— Start Provided material —
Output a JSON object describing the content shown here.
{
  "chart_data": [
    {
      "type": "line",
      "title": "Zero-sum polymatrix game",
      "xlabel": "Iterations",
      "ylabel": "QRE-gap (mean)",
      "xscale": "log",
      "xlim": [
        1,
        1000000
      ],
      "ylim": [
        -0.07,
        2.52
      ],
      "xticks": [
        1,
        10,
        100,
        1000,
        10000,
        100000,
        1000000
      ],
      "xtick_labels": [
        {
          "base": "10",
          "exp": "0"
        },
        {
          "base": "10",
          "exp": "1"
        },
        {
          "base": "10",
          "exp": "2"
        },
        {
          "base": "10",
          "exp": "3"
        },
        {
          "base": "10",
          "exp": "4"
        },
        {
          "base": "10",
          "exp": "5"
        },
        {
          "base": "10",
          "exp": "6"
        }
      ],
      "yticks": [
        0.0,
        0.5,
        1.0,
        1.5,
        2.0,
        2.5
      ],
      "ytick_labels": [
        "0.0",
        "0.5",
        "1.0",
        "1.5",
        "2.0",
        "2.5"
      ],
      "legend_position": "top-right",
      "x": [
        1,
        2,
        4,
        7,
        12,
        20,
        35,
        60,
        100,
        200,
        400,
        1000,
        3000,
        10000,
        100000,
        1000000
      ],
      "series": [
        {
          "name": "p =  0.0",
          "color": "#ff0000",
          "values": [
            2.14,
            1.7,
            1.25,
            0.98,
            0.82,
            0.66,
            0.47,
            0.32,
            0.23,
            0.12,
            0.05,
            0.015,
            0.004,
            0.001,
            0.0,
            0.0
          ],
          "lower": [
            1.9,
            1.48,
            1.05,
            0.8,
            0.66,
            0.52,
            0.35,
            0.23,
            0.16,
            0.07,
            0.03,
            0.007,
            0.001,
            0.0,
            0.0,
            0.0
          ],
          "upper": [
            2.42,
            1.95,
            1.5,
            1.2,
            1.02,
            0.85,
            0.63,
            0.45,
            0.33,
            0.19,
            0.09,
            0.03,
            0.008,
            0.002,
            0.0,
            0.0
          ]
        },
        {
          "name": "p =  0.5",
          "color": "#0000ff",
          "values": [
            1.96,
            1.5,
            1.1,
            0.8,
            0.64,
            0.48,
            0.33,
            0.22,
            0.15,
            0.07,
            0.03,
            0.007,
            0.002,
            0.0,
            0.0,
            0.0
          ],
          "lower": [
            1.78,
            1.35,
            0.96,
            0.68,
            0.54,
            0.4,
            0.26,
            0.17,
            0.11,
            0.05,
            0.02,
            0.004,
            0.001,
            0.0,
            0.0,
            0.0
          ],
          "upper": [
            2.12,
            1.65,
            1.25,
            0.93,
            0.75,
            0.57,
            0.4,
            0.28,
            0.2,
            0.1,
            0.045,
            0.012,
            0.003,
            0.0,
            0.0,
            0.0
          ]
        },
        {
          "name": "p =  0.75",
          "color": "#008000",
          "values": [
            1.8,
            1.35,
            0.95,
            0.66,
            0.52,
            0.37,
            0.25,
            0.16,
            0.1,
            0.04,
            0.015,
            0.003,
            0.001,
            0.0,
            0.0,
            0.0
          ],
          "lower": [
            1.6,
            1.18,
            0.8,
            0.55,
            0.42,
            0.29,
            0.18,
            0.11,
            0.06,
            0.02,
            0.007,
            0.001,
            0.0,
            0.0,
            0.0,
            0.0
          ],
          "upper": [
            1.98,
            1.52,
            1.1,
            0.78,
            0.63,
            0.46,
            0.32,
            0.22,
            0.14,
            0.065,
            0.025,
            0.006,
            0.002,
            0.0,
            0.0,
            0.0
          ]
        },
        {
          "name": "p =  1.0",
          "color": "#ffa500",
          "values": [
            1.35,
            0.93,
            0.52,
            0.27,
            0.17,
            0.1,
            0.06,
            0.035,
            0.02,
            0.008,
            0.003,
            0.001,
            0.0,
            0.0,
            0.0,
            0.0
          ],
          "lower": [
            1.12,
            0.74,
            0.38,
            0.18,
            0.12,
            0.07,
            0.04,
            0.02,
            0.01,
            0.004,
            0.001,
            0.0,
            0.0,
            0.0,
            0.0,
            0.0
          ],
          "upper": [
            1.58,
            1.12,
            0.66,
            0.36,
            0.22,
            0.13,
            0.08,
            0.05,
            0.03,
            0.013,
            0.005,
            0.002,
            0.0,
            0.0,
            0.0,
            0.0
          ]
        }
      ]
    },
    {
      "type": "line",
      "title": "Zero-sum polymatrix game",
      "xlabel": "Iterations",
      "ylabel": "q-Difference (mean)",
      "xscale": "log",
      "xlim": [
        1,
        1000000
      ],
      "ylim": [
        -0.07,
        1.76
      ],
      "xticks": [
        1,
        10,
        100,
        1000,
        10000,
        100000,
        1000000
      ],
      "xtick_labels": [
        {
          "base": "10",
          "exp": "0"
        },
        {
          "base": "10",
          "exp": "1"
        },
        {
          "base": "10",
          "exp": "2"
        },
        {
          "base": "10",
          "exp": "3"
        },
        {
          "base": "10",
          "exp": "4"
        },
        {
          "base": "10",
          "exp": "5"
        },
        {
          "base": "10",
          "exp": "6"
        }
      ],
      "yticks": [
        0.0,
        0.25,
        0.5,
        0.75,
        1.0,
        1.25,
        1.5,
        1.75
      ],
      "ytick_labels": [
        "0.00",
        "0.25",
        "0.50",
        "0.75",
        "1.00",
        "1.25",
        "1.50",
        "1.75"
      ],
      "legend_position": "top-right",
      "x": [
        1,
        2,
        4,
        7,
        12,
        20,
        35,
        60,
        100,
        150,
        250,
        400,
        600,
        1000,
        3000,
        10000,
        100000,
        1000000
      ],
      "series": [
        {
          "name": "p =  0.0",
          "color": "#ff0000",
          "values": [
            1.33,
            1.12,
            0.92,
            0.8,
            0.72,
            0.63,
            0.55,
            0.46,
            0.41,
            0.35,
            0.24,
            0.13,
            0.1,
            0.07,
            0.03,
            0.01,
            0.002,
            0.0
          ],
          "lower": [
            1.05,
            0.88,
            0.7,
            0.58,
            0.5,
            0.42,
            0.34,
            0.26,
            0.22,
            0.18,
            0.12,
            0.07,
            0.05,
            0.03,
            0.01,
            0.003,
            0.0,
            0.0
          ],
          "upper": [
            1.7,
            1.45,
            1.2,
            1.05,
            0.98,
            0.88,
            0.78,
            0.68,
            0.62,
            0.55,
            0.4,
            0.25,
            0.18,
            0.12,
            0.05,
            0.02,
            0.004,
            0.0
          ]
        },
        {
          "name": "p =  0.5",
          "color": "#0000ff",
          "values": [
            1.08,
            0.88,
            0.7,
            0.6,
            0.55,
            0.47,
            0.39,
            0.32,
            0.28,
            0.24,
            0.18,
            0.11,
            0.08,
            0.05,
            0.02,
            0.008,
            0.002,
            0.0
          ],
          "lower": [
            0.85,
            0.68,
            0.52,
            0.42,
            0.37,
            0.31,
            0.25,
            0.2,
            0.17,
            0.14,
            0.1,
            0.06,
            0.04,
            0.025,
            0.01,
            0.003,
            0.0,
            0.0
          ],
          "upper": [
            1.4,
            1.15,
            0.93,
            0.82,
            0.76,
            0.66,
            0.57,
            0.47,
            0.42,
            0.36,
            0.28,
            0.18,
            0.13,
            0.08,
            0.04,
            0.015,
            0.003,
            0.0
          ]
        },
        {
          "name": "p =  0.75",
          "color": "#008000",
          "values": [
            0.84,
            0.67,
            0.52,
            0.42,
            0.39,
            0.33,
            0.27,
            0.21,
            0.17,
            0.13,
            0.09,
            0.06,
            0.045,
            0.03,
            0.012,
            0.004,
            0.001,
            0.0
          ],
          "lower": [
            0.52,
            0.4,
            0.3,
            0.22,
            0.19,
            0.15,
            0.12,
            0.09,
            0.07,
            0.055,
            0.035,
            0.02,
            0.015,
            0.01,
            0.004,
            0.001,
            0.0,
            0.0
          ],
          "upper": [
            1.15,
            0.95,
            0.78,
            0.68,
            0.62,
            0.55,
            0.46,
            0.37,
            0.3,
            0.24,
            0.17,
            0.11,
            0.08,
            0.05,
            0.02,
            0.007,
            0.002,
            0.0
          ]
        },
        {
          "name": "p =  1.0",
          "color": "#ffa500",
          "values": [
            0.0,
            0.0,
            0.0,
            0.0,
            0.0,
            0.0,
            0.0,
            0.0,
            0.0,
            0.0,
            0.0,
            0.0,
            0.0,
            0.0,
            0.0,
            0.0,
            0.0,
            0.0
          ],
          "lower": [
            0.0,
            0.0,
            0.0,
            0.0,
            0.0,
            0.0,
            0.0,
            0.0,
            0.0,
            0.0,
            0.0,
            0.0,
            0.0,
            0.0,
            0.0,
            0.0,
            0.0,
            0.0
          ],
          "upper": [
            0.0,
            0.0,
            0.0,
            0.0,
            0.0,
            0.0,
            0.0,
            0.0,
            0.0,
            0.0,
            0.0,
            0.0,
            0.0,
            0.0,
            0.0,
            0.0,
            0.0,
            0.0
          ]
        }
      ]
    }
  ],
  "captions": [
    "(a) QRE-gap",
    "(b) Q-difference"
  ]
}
— End Provided material —
Tell how many lines of the data include the word "ylabel", and nothing else.

2